In the entries that follow, how many lines contain the word "title"? Answer with the number only.

━━━━━ MATERIAL PROVIDED ━━━━━

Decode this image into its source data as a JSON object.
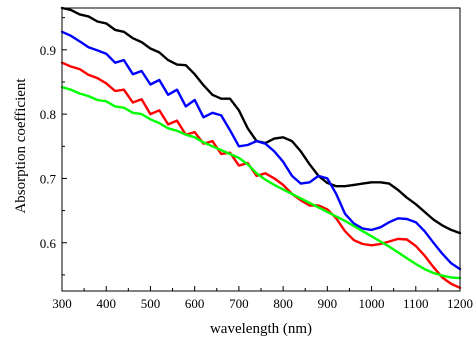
{
  "chart_data": {
    "type": "line",
    "title": "",
    "xlabel": "wavelength (nm)",
    "ylabel": "Absorption coefficient",
    "xlim": [
      300,
      1200
    ],
    "ylim": [
      0.525,
      0.965
    ],
    "xticks": [
      300,
      400,
      500,
      600,
      700,
      800,
      900,
      1000,
      1100,
      1200
    ],
    "xtick_labels": [
      "300",
      "400",
      "500",
      "600",
      "700",
      "800",
      "900",
      "1000",
      "1100",
      "1200"
    ],
    "yticks": [
      0.6,
      0.7,
      0.8,
      0.9
    ],
    "ytick_labels": [
      "0.6",
      "0.7",
      "0.8",
      "0.9"
    ],
    "grid": false,
    "legend": "none",
    "series": [
      {
        "color": "#000000",
        "x": [
          300,
          320,
          340,
          360,
          380,
          400,
          420,
          440,
          460,
          480,
          500,
          520,
          540,
          560,
          580,
          600,
          620,
          640,
          660,
          680,
          700,
          720,
          740,
          760,
          780,
          800,
          820,
          840,
          860,
          880,
          900,
          920,
          940,
          960,
          980,
          1000,
          1020,
          1040,
          1060,
          1080,
          1100,
          1120,
          1140,
          1160,
          1180,
          1200
        ],
        "y": [
          0.965,
          0.962,
          0.955,
          0.952,
          0.944,
          0.941,
          0.931,
          0.928,
          0.918,
          0.912,
          0.902,
          0.896,
          0.884,
          0.877,
          0.876,
          0.862,
          0.845,
          0.83,
          0.824,
          0.824,
          0.806,
          0.778,
          0.758,
          0.755,
          0.762,
          0.764,
          0.758,
          0.742,
          0.722,
          0.704,
          0.693,
          0.688,
          0.688,
          0.69,
          0.692,
          0.694,
          0.694,
          0.692,
          0.682,
          0.67,
          0.66,
          0.648,
          0.636,
          0.627,
          0.62,
          0.615
        ]
      },
      {
        "color": "#0000ff",
        "x": [
          300,
          320,
          340,
          360,
          380,
          400,
          420,
          440,
          460,
          480,
          500,
          520,
          540,
          560,
          580,
          600,
          620,
          640,
          660,
          680,
          700,
          720,
          740,
          760,
          780,
          800,
          820,
          840,
          860,
          880,
          900,
          920,
          940,
          960,
          980,
          1000,
          1020,
          1040,
          1060,
          1080,
          1100,
          1120,
          1140,
          1160,
          1180,
          1200
        ],
        "y": [
          0.928,
          0.922,
          0.913,
          0.904,
          0.899,
          0.894,
          0.88,
          0.884,
          0.862,
          0.867,
          0.846,
          0.853,
          0.83,
          0.838,
          0.812,
          0.822,
          0.795,
          0.802,
          0.798,
          0.775,
          0.75,
          0.752,
          0.758,
          0.754,
          0.742,
          0.726,
          0.704,
          0.692,
          0.694,
          0.704,
          0.7,
          0.676,
          0.645,
          0.63,
          0.622,
          0.62,
          0.624,
          0.632,
          0.638,
          0.637,
          0.632,
          0.618,
          0.6,
          0.583,
          0.568,
          0.559
        ]
      },
      {
        "color": "#ff0000",
        "x": [
          300,
          320,
          340,
          360,
          380,
          400,
          420,
          440,
          460,
          480,
          500,
          520,
          540,
          560,
          580,
          600,
          620,
          640,
          660,
          680,
          700,
          720,
          740,
          760,
          780,
          800,
          820,
          840,
          860,
          880,
          900,
          920,
          940,
          960,
          980,
          1000,
          1020,
          1040,
          1060,
          1080,
          1100,
          1120,
          1140,
          1160,
          1180,
          1200
        ],
        "y": [
          0.88,
          0.874,
          0.87,
          0.861,
          0.856,
          0.848,
          0.836,
          0.838,
          0.818,
          0.823,
          0.8,
          0.806,
          0.784,
          0.79,
          0.768,
          0.772,
          0.754,
          0.758,
          0.738,
          0.74,
          0.72,
          0.724,
          0.704,
          0.708,
          0.7,
          0.69,
          0.676,
          0.666,
          0.658,
          0.658,
          0.652,
          0.638,
          0.618,
          0.604,
          0.598,
          0.596,
          0.598,
          0.602,
          0.606,
          0.605,
          0.595,
          0.58,
          0.562,
          0.546,
          0.536,
          0.53
        ]
      },
      {
        "color": "#00ff00",
        "x": [
          300,
          320,
          340,
          360,
          380,
          400,
          420,
          440,
          460,
          480,
          500,
          520,
          540,
          560,
          580,
          600,
          620,
          640,
          660,
          680,
          700,
          720,
          740,
          760,
          780,
          800,
          820,
          840,
          860,
          880,
          900,
          920,
          940,
          960,
          980,
          1000,
          1020,
          1040,
          1060,
          1080,
          1100,
          1120,
          1140,
          1160,
          1180,
          1200
        ],
        "y": [
          0.842,
          0.838,
          0.832,
          0.828,
          0.822,
          0.82,
          0.812,
          0.81,
          0.802,
          0.8,
          0.792,
          0.786,
          0.778,
          0.774,
          0.768,
          0.764,
          0.756,
          0.75,
          0.744,
          0.738,
          0.732,
          0.722,
          0.708,
          0.698,
          0.69,
          0.683,
          0.676,
          0.669,
          0.662,
          0.655,
          0.648,
          0.641,
          0.634,
          0.626,
          0.618,
          0.61,
          0.602,
          0.594,
          0.585,
          0.576,
          0.567,
          0.559,
          0.553,
          0.549,
          0.546,
          0.545
        ]
      }
    ]
  }
}
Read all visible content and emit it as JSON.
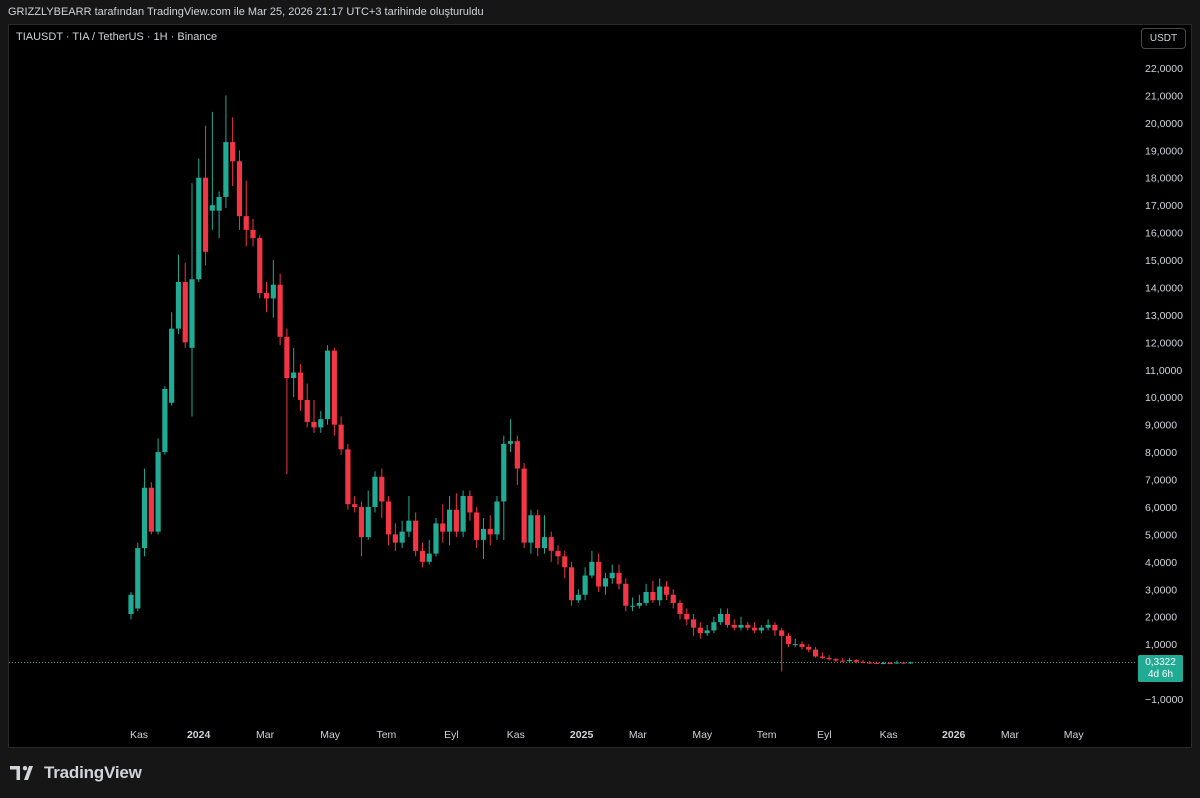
{
  "header": {
    "credit": "GRIZZLYBEARR tarafından TradingView.com ile Mar 25, 2026 21:17 UTC+3 tarihinde oluşturuldu"
  },
  "symbol": {
    "label": "TIAUSDT · TIA / TetherUS · 1H · Binance"
  },
  "currency_button": "USDT",
  "last_price": {
    "value": "0,3322",
    "countdown": "4d 6h"
  },
  "footer": {
    "brand": "TradingView"
  },
  "colors": {
    "up": "#22ab94",
    "down": "#f23645",
    "background": "#000000",
    "frame": "#161616",
    "text": "#d1d4dc"
  },
  "chart_data": {
    "type": "candlestick",
    "title": "TIAUSDT · TIA / TetherUS · 1H · Binance",
    "ylim": [
      -1.5,
      22.5
    ],
    "yticks": [
      {
        "value": 22,
        "label": "22,0000"
      },
      {
        "value": 21,
        "label": "21,0000"
      },
      {
        "value": 20,
        "label": "20,0000"
      },
      {
        "value": 19,
        "label": "19,0000"
      },
      {
        "value": 18,
        "label": "18,0000"
      },
      {
        "value": 17,
        "label": "17,0000"
      },
      {
        "value": 16,
        "label": "16,0000"
      },
      {
        "value": 15,
        "label": "15,0000"
      },
      {
        "value": 14,
        "label": "14,0000"
      },
      {
        "value": 13,
        "label": "13,0000"
      },
      {
        "value": 12,
        "label": "12,0000"
      },
      {
        "value": 11,
        "label": "11,0000"
      },
      {
        "value": 10,
        "label": "10,0000"
      },
      {
        "value": 9,
        "label": "9,0000"
      },
      {
        "value": 8,
        "label": "8,0000"
      },
      {
        "value": 7,
        "label": "7,0000"
      },
      {
        "value": 6,
        "label": "6,0000"
      },
      {
        "value": 5,
        "label": "5,0000"
      },
      {
        "value": 4,
        "label": "4,0000"
      },
      {
        "value": 3,
        "label": "3,0000"
      },
      {
        "value": 2,
        "label": "2,0000"
      },
      {
        "value": 1,
        "label": "1,0000"
      },
      {
        "value": -1,
        "label": "−1,0000"
      }
    ],
    "xticks": [
      {
        "label": "Kas",
        "bold": false,
        "index": 0
      },
      {
        "label": "2024",
        "bold": true,
        "index": 8.8
      },
      {
        "label": "Mar",
        "bold": false,
        "index": 18.6
      },
      {
        "label": "May",
        "bold": false,
        "index": 28.2
      },
      {
        "label": "Tem",
        "bold": false,
        "index": 36.5
      },
      {
        "label": "Eyl",
        "bold": false,
        "index": 46.1
      },
      {
        "label": "Kas",
        "bold": false,
        "index": 55.6
      },
      {
        "label": "2025",
        "bold": true,
        "index": 65.3
      },
      {
        "label": "Mar",
        "bold": false,
        "index": 73.6
      },
      {
        "label": "May",
        "bold": false,
        "index": 83.1
      },
      {
        "label": "Tem",
        "bold": false,
        "index": 92.6
      },
      {
        "label": "Eyl",
        "bold": false,
        "index": 101.1
      },
      {
        "label": "Kas",
        "bold": false,
        "index": 110.6
      },
      {
        "label": "2026",
        "bold": true,
        "index": 120.2
      },
      {
        "label": "Mar",
        "bold": false,
        "index": 128.5
      },
      {
        "label": "May",
        "bold": false,
        "index": 137.9
      }
    ],
    "last_price": 0.3322,
    "candles": [
      [
        2.1,
        2.8,
        2.9,
        1.9
      ],
      [
        2.3,
        4.5,
        4.7,
        2.2
      ],
      [
        4.5,
        6.7,
        7.4,
        4.2
      ],
      [
        6.7,
        5.1,
        6.9,
        5.0
      ],
      [
        5.1,
        8.0,
        8.5,
        5.0
      ],
      [
        8.0,
        10.3,
        10.4,
        7.9
      ],
      [
        9.8,
        12.5,
        13.1,
        9.7
      ],
      [
        12.5,
        14.2,
        15.2,
        12.3
      ],
      [
        14.2,
        12.0,
        14.9,
        11.8
      ],
      [
        11.8,
        14.3,
        17.8,
        9.3
      ],
      [
        14.3,
        18.0,
        18.7,
        14.2
      ],
      [
        18.0,
        15.3,
        19.9,
        14.8
      ],
      [
        16.8,
        17.0,
        20.4,
        16.1
      ],
      [
        16.8,
        17.3,
        17.5,
        15.8
      ],
      [
        17.3,
        19.3,
        21.0,
        16.9
      ],
      [
        19.3,
        18.6,
        20.2,
        17.7
      ],
      [
        18.6,
        16.6,
        19.0,
        16.1
      ],
      [
        16.6,
        16.1,
        17.9,
        15.5
      ],
      [
        16.1,
        15.8,
        16.5,
        15.5
      ],
      [
        15.8,
        13.8,
        15.9,
        13.6
      ],
      [
        13.8,
        13.6,
        14.2,
        13.1
      ],
      [
        13.6,
        14.1,
        15.0,
        12.9
      ],
      [
        14.1,
        12.2,
        14.5,
        11.9
      ],
      [
        12.2,
        10.7,
        12.5,
        7.2
      ],
      [
        10.7,
        10.9,
        11.8,
        10.0
      ],
      [
        10.9,
        9.9,
        11.2,
        9.5
      ],
      [
        9.9,
        9.1,
        10.5,
        8.9
      ],
      [
        9.1,
        8.9,
        9.9,
        8.7
      ],
      [
        8.9,
        9.2,
        9.5,
        8.7
      ],
      [
        9.2,
        11.7,
        11.9,
        9.0
      ],
      [
        11.7,
        9.0,
        11.8,
        8.6
      ],
      [
        9.0,
        8.1,
        9.3,
        7.9
      ],
      [
        8.1,
        6.1,
        8.3,
        5.9
      ],
      [
        6.1,
        6.0,
        6.4,
        5.8
      ],
      [
        6.0,
        4.9,
        6.2,
        4.2
      ],
      [
        4.9,
        6.0,
        6.6,
        4.8
      ],
      [
        6.0,
        7.1,
        7.3,
        5.8
      ],
      [
        7.1,
        6.2,
        7.4,
        5.6
      ],
      [
        6.2,
        5.0,
        6.4,
        4.6
      ],
      [
        5.0,
        4.7,
        5.4,
        4.4
      ],
      [
        4.7,
        5.1,
        5.5,
        4.5
      ],
      [
        5.1,
        5.5,
        6.4,
        4.9
      ],
      [
        5.5,
        4.4,
        5.8,
        4.2
      ],
      [
        4.4,
        4.0,
        4.7,
        3.8
      ],
      [
        4.0,
        4.3,
        4.8,
        3.9
      ],
      [
        4.3,
        5.4,
        5.6,
        4.2
      ],
      [
        5.4,
        5.1,
        6.1,
        4.7
      ],
      [
        5.1,
        5.9,
        6.4,
        4.6
      ],
      [
        5.9,
        5.1,
        6.5,
        4.9
      ],
      [
        5.1,
        6.4,
        6.6,
        4.9
      ],
      [
        6.4,
        5.8,
        6.6,
        5.5
      ],
      [
        5.8,
        4.8,
        6.0,
        4.5
      ],
      [
        4.8,
        5.2,
        5.6,
        4.1
      ],
      [
        5.2,
        5.0,
        5.7,
        4.6
      ],
      [
        5.0,
        6.2,
        6.4,
        4.8
      ],
      [
        6.2,
        8.3,
        8.6,
        4.8
      ],
      [
        8.3,
        8.4,
        9.2,
        8.0
      ],
      [
        8.4,
        7.4,
        8.6,
        6.8
      ],
      [
        7.4,
        4.7,
        7.6,
        4.5
      ],
      [
        4.7,
        5.7,
        5.9,
        4.3
      ],
      [
        5.7,
        4.5,
        5.9,
        4.2
      ],
      [
        4.5,
        4.9,
        5.7,
        4.3
      ],
      [
        4.9,
        4.4,
        5.1,
        4.0
      ],
      [
        4.4,
        4.2,
        4.6,
        3.9
      ],
      [
        4.2,
        3.8,
        4.4,
        3.4
      ],
      [
        3.8,
        2.6,
        4.0,
        2.4
      ],
      [
        2.6,
        2.8,
        3.0,
        2.5
      ],
      [
        2.8,
        3.5,
        3.8,
        2.6
      ],
      [
        3.5,
        4.0,
        4.4,
        3.4
      ],
      [
        4.0,
        3.1,
        4.3,
        2.9
      ],
      [
        3.1,
        3.4,
        3.6,
        2.8
      ],
      [
        3.4,
        3.6,
        3.9,
        3.2
      ],
      [
        3.6,
        3.2,
        3.9,
        3.0
      ],
      [
        3.2,
        2.4,
        3.4,
        2.2
      ],
      [
        2.4,
        2.4,
        2.7,
        2.2
      ],
      [
        2.4,
        2.5,
        2.8,
        2.3
      ],
      [
        2.5,
        2.9,
        3.2,
        2.4
      ],
      [
        2.9,
        2.6,
        3.3,
        2.5
      ],
      [
        2.6,
        3.1,
        3.4,
        2.4
      ],
      [
        3.1,
        2.8,
        3.3,
        2.6
      ],
      [
        2.8,
        2.5,
        3.0,
        2.3
      ],
      [
        2.5,
        2.1,
        2.6,
        1.9
      ],
      [
        2.1,
        1.9,
        2.3,
        1.7
      ],
      [
        1.9,
        1.6,
        2.1,
        1.3
      ],
      [
        1.6,
        1.4,
        1.8,
        1.2
      ],
      [
        1.4,
        1.5,
        1.7,
        1.3
      ],
      [
        1.5,
        1.8,
        2.0,
        1.4
      ],
      [
        1.8,
        2.1,
        2.3,
        1.7
      ],
      [
        2.1,
        1.7,
        2.3,
        1.6
      ],
      [
        1.7,
        1.6,
        1.9,
        1.5
      ],
      [
        1.6,
        1.7,
        2.0,
        1.5
      ],
      [
        1.7,
        1.6,
        1.8,
        1.5
      ],
      [
        1.6,
        1.5,
        1.8,
        1.4
      ],
      [
        1.5,
        1.6,
        1.7,
        1.4
      ],
      [
        1.6,
        1.7,
        1.9,
        1.5
      ],
      [
        1.7,
        1.5,
        1.8,
        1.3
      ],
      [
        1.5,
        1.3,
        1.6,
        0.0
      ],
      [
        1.3,
        1.0,
        1.4,
        0.9
      ],
      [
        1.0,
        1.0,
        1.2,
        0.9
      ],
      [
        1.0,
        0.9,
        1.1,
        0.8
      ],
      [
        0.9,
        0.8,
        1.0,
        0.7
      ],
      [
        0.8,
        0.55,
        0.9,
        0.5
      ],
      [
        0.55,
        0.5,
        0.7,
        0.45
      ],
      [
        0.5,
        0.45,
        0.6,
        0.4
      ],
      [
        0.45,
        0.4,
        0.5,
        0.35
      ],
      [
        0.4,
        0.38,
        0.5,
        0.33
      ],
      [
        0.38,
        0.42,
        0.5,
        0.35
      ],
      [
        0.42,
        0.36,
        0.45,
        0.3
      ],
      [
        0.36,
        0.33,
        0.42,
        0.3
      ],
      [
        0.33,
        0.32,
        0.38,
        0.28
      ],
      [
        0.32,
        0.3,
        0.35,
        0.27
      ],
      [
        0.3,
        0.31,
        0.36,
        0.27
      ],
      [
        0.31,
        0.3,
        0.35,
        0.27
      ],
      [
        0.3,
        0.33,
        0.4,
        0.28
      ],
      [
        0.33,
        0.3,
        0.36,
        0.27
      ],
      [
        0.3,
        0.3322,
        0.36,
        0.28
      ]
    ]
  }
}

━━━━━

## SOLUTION TO THIS EXERCISE
2